> _DATA RECORDS_:
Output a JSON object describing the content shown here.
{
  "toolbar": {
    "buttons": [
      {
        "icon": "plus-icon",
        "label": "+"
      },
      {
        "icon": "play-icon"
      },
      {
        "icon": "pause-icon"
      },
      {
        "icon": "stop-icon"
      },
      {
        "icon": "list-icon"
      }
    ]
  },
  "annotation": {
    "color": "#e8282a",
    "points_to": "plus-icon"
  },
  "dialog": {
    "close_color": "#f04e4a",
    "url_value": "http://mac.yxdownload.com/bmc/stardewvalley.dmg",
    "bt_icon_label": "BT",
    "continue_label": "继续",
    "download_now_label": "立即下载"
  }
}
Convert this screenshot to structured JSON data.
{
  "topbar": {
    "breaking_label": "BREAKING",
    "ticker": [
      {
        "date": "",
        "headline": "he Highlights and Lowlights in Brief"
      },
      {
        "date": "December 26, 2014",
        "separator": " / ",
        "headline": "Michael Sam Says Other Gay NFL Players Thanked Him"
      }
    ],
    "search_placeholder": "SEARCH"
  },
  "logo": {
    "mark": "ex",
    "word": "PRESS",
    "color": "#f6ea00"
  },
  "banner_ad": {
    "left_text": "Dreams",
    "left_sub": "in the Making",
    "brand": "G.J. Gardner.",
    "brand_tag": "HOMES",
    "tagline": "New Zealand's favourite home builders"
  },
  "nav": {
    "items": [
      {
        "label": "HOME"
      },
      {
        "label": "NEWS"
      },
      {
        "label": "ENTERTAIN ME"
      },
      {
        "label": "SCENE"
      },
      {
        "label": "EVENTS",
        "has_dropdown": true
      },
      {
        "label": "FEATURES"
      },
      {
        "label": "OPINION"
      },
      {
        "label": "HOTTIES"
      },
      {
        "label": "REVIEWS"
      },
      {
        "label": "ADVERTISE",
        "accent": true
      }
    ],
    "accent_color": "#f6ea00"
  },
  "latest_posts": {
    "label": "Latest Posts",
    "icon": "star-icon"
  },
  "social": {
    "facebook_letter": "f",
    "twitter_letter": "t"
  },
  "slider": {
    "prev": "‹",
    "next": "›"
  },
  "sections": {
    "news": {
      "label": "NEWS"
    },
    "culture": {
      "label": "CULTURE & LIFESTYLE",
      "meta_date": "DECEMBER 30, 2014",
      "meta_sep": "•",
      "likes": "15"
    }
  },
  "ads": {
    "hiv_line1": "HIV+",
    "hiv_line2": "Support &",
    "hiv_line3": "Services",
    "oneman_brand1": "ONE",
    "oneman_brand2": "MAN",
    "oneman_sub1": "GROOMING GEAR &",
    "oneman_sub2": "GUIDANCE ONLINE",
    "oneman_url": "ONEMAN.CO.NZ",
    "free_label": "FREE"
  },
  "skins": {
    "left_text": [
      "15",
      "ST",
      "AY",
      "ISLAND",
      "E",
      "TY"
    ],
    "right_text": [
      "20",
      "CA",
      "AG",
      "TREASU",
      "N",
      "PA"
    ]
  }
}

> _WRITTEN PROBLEM_: Retype all of the entries precisely as they are.

> _RESPONSE_:
Output a JSON object describing the content shown here.
{
  "toolbar": {
    "buttons": [
      {
        "icon": "plus-icon",
        "label": "+"
      },
      {
        "icon": "play-icon"
      },
      {
        "icon": "pause-icon"
      },
      {
        "icon": "stop-icon"
      },
      {
        "icon": "list-icon"
      }
    ]
  },
  "annotation": {
    "color": "#e8282a",
    "points_to": "plus-icon"
  },
  "dialog": {
    "close_color": "#f04e4a",
    "url_value": "http://mac.yxdownload.com/bmc/stardewvalley.dmg",
    "bt_icon_label": "BT",
    "continue_label": "继续",
    "download_now_label": "立即下载"
  }
}
Convert this screenshot to structured JSON data.
{
  "topbar": {
    "breaking_label": "BREAKING",
    "ticker": [
      {
        "date": "",
        "headline": "he Highlights and Lowlights in Brief"
      },
      {
        "date": "December 26, 2014",
        "separator": " / ",
        "headline": "Michael Sam Says Other Gay NFL Players Thanked Him"
      }
    ],
    "search_placeholder": "SEARCH"
  },
  "logo": {
    "mark": "ex",
    "word": "PRESS",
    "color": "#f6ea00"
  },
  "banner_ad": {
    "left_text": "Dreams",
    "left_sub": "in the Making",
    "brand": "G.J. Gardner.",
    "brand_tag": "HOMES",
    "tagline": "New Zealand's favourite home builders"
  },
  "nav": {
    "items": [
      {
        "label": "HOME"
      },
      {
        "label": "NEWS"
      },
      {
        "label": "ENTERTAIN ME"
      },
      {
        "label": "SCENE"
      },
      {
        "label": "EVENTS",
        "has_dropdown": true
      },
      {
        "label": "FEATURES"
      },
      {
        "label": "OPINION"
      },
      {
        "label": "HOTTIES"
      },
      {
        "label": "REVIEWS"
      },
      {
        "label": "ADVERTISE",
        "accent": true
      }
    ],
    "accent_color": "#f6ea00"
  },
  "latest_posts": {
    "label": "Latest Posts",
    "icon": "star-icon"
  },
  "social": {
    "facebook_letter": "f",
    "twitter_letter": "t"
  },
  "slider": {
    "prev": "‹",
    "next": "›"
  },
  "sections": {
    "news": {
      "label": "NEWS"
    },
    "culture": {
      "label": "CULTURE & LIFESTYLE",
      "meta_date": "DECEMBER 30, 2014",
      "meta_sep": "•",
      "likes": "15"
    }
  },
  "ads": {
    "hiv_line1": "HIV+",
    "hiv_line2": "Support &",
    "hiv_line3": "Services",
    "oneman_brand1": "ONE",
    "oneman_brand2": "MAN",
    "oneman_sub1": "GROOMING GEAR &",
    "oneman_sub2": "GUIDANCE ONLINE",
    "oneman_url": "ONEMAN.CO.NZ",
    "free_label": "FREE"
  },
  "skins": {
    "left_text": [
      "15",
      "ST",
      "AY",
      "ISLAND",
      "E",
      "TY"
    ],
    "right_text": [
      "20",
      "CA",
      "AG",
      "TREASU",
      "N",
      "PA"
    ]
  }
}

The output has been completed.